[Dataset items]
_ _ _ _ _

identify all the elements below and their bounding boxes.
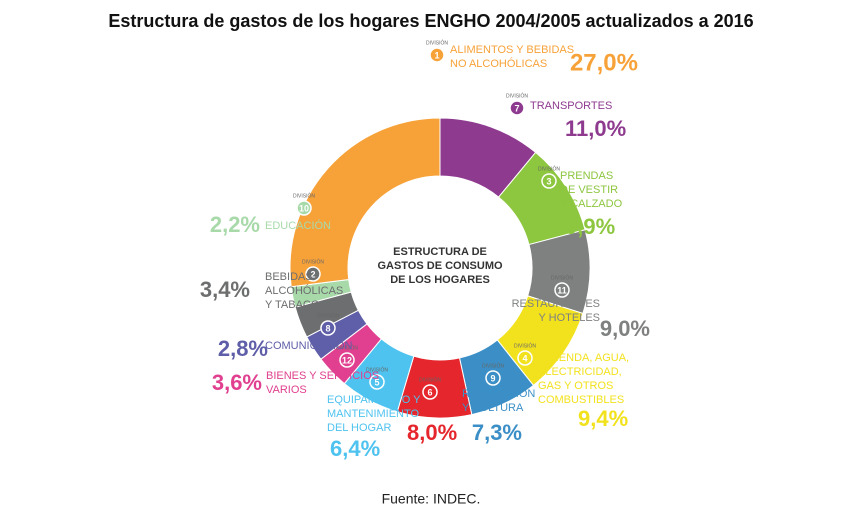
value-label: 9,9% — [565, 214, 615, 239]
value-label: 3,4% — [200, 277, 250, 302]
value-label: 9,4% — [578, 406, 628, 431]
division-badge — [541, 173, 557, 189]
division-label: DIVISIÓN — [293, 192, 315, 199]
category-label: COMUNICACIÓN — [265, 339, 352, 352]
chart-title: Estructura de gastos de los hogares ENGH… — [108, 11, 753, 31]
division-badge — [320, 320, 336, 336]
center-text: ESTRUCTURA DE GASTOS DE CONSUMO DE LOS HOG… — [377, 246, 503, 286]
value-label: 8,0% — [407, 420, 457, 445]
division-number: 8 — [325, 323, 330, 333]
category-label: TRANSPORTES — [530, 100, 612, 112]
division-number: 4 — [522, 353, 527, 363]
division-badge — [422, 384, 438, 400]
division-badge — [296, 200, 312, 216]
division-badge — [369, 374, 385, 390]
value-label: 2,2% — [210, 212, 260, 237]
division-number: 11 — [557, 285, 567, 295]
division-badge — [509, 100, 525, 116]
value-label: 11,0% — [565, 116, 626, 141]
division-badge — [305, 266, 321, 282]
division-label: DIVISIÓN — [482, 362, 504, 369]
division-badge — [339, 352, 355, 368]
category-label: BEBIDAS ALCOHÓLICAS Y TABACO — [265, 271, 343, 311]
value-label: 9,0% — [600, 316, 650, 341]
division-label: DIVISIÓN — [419, 376, 441, 383]
division-badge — [429, 47, 445, 63]
source: Fuente: INDEC. — [382, 491, 481, 507]
division-badge — [554, 282, 570, 298]
category-label: VIVIENDA, AGUA, ELECTRICIDAD, GAS Y OTROS C… — [538, 352, 629, 406]
division-label: DIVISIÓN — [426, 39, 448, 46]
division-label: DIVISIÓN — [514, 342, 536, 349]
value-label: 2,8% — [218, 336, 268, 361]
value-label: 27,0% — [570, 49, 638, 76]
category-label: EDUCACIÓN — [265, 219, 331, 232]
division-number: 3 — [546, 176, 551, 186]
category-label: EQUIPAMIENTO Y MANTENIMIENTO DEL HOGAR — [327, 394, 421, 434]
category-label: ALIMENTOS Y BEBIDAS NO ALCOHÓLICAS — [450, 44, 574, 70]
division-label: DIVISIÓN — [551, 274, 573, 281]
division-number: 9 — [490, 373, 495, 383]
division-number: 6 — [427, 387, 432, 397]
donut-hole — [349, 177, 531, 359]
category-label: SALUD — [413, 402, 450, 414]
category-label: RECREACIÓN Y CULTURA — [462, 387, 535, 414]
division-number: 12 — [342, 355, 352, 365]
division-number: 7 — [514, 103, 519, 113]
division-badge — [485, 370, 501, 386]
division-label: DIVISIÓN — [366, 366, 388, 373]
category-label: BIENES Y SERVICIOS VARIOS — [266, 370, 379, 396]
division-label: DIVISIÓN — [302, 258, 324, 265]
value-label: 7,3% — [472, 420, 522, 445]
value-label: 3,6% — [212, 370, 262, 395]
category-label: PRENDAS DE VESTIR Y CALZADO — [560, 170, 623, 210]
value-label: 6,4% — [330, 436, 380, 461]
division-number: 5 — [374, 377, 379, 387]
division-label: DIVISIÓN — [538, 165, 560, 172]
division-number: 10 — [299, 203, 309, 213]
division-number: 1 — [434, 50, 439, 60]
division-label: DIVISIÓN — [317, 312, 339, 319]
division-label: DIVISIÓN — [336, 344, 358, 351]
division-label: DIVISIÓN — [506, 92, 528, 99]
division-number: 2 — [310, 269, 315, 279]
category-label: RESTAURANTES Y HOTELES — [512, 298, 600, 324]
division-badge — [517, 350, 533, 366]
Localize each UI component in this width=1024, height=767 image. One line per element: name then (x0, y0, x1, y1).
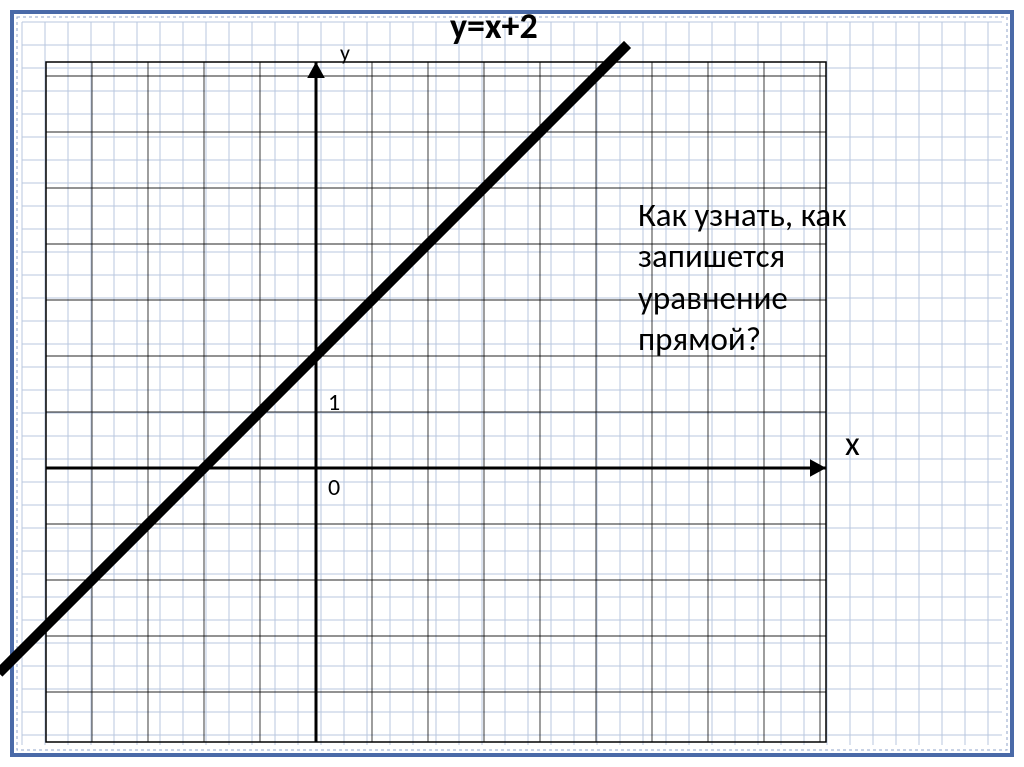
question-text: Как узнать, какзапишетсяуравнениепрямой? (638, 195, 847, 360)
y-axis-label: y (340, 39, 350, 66)
equation-title: y=x+2 (450, 4, 538, 48)
tick-zero-label: 0 (328, 473, 340, 502)
x-axis-label: x (845, 424, 860, 465)
tick-one-label: 1 (328, 388, 340, 417)
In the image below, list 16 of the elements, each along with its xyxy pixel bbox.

_ _ _ _ _

(Aim) Recast every line of the material above as a JSON list of strings, one string per line, omitting blank lines and the pictures.

(Task answer)
[
  "identify all the elements below and their bounding boxes.",
  "value-label: 9,9% — [565, 214, 615, 239]",
  "value-label: 3,4% — [200, 277, 250, 302]",
  "value-label: 9,4% — [578, 406, 628, 431]",
  "division-badge — [541, 173, 557, 189]",
  "division-label: DIVISIÓN — [293, 192, 315, 199]",
  "category-label: COMUNICACIÓN — [265, 339, 352, 352]",
  "chart-title: Estructura de gastos de los hogares ENGH… — [108, 11, 753, 31]",
  "division-badge — [320, 320, 336, 336]",
  "center-text: ESTRUCTURA DE GASTOS DE CONSUMO DE LOS HOG… — [377, 246, 503, 286]",
  "value-label: 8,0% — [407, 420, 457, 445]",
  "division-number: 8 — [325, 323, 330, 333]",
  "category-label: TRANSPORTES — [530, 100, 612, 112]",
  "division-number: 4 — [522, 353, 527, 363]",
  "division-badge — [422, 384, 438, 400]",
  "division-badge — [296, 200, 312, 216]",
  "division-badge — [369, 374, 385, 390]",
  "value-label: 2,2% — [210, 212, 260, 237]",
  "division-number: 11 — [557, 285, 567, 295]",
  "division-badge — [509, 100, 525, 116]",
  "value-label: 11,0% — [565, 116, 626, 141]",
  "division-badge — [305, 266, 321, 282]",
  "division-label: DIVISIÓN — [482, 362, 504, 369]",
  "division-badge — [339, 352, 355, 368]",
  "category-label: BEBIDAS ALCOHÓLICAS Y TABACO — [265, 271, 343, 311]",
  "value-label: 9,0% — [600, 316, 650, 341]",
  "division-label: DIVISIÓN — [419, 376, 441, 383]",
  "division-badge — [429, 47, 445, 63]",
  "source: Fuente: INDEC. — [382, 491, 481, 507]",
  "division-badge — [554, 282, 570, 298]",
  "category-label: VIVIENDA, AGUA, ELECTRICIDAD, GAS Y OTROS C… — [538, 352, 629, 406]",
  "division-label: DIVISIÓN — [426, 39, 448, 46]",
  "division-label: DIVISIÓN — [514, 342, 536, 349]",
  "value-label: 2,8% — [218, 336, 268, 361]",
  "value-label: 27,0% — [570, 49, 638, 76]",
  "category-label: EDUCACIÓN — [265, 219, 331, 232]",
  "division-number: 3 — [546, 176, 551, 186]",
  "category-label: EQUIPAMIENTO Y MANTENIMIENTO DEL HOGAR — [327, 394, 421, 434]",
  "category-label: ALIMENTOS Y BEBIDAS NO ALCOHÓLICAS — [450, 44, 574, 70]",
  "division-label: DIVISIÓN — [551, 274, 573, 281]",
  "division-number: 9 — [490, 373, 495, 383]",
  "division-number: 6 — [427, 387, 432, 397]",
  "donut-hole — [349, 177, 531, 359]",
  "category-label: SALUD — [413, 402, 450, 414]",
  "category-label: RECREACIÓN Y CULTURA — [462, 387, 535, 414]",
  "division-number: 12 — [342, 355, 352, 365]",
  "division-number: 7 — [514, 103, 519, 113]",
  "division-badge — [485, 370, 501, 386]",
  "division-label: DIVISIÓN — [366, 366, 388, 373]",
  "category-label: BIENES Y SERVICIOS VARIOS — [266, 370, 379, 396]",
  "division-label: DIVISIÓN — [302, 258, 324, 265]",
  "value-label: 7,3% — [472, 420, 522, 445]",
  "value-label: 3,6% — [212, 370, 262, 395]",
  "category-label: PRENDAS DE VESTIR Y CALZADO — [560, 170, 623, 210]",
  "value-label: 6,4% — [330, 436, 380, 461]",
  "division-number: 5 — [374, 377, 379, 387]",
  "division-label: DIVISIÓN — [538, 165, 560, 172]",
  "division-number: 10 — [299, 203, 309, 213]",
  "division-number: 1 — [434, 50, 439, 60]",
  "division-label: DIVISIÓN — [317, 312, 339, 319]",
  "division-label: DIVISIÓN — [336, 344, 358, 351]",
  "division-label: DIVISIÓN — [506, 92, 528, 99]",
  "division-number: 2 — [310, 269, 315, 279]",
  "category-label: RESTAURANTES Y HOTELES — [512, 298, 600, 324]",
  "division-badge — [517, 350, 533, 366]",
  "Localize each UI component in this width=1024, height=767 image. One line per element: name then (x0, y0, x1, y1).",
  "question-text: Как узнать, какзапишетсяуравнениепрямой? (638, 195, 847, 360)",
  "y-axis-label: y (340, 39, 350, 66)",
  "equation-title: y=x+2 (450, 4, 538, 48)",
  "tick-zero-label: 0 (328, 473, 340, 502)",
  "x-axis-label: x (845, 424, 860, 465)",
  "tick-one-label: 1 (328, 388, 340, 417)",
  "In the image below, list 16 of the elements, each along with its xyxy pixel bbox."
]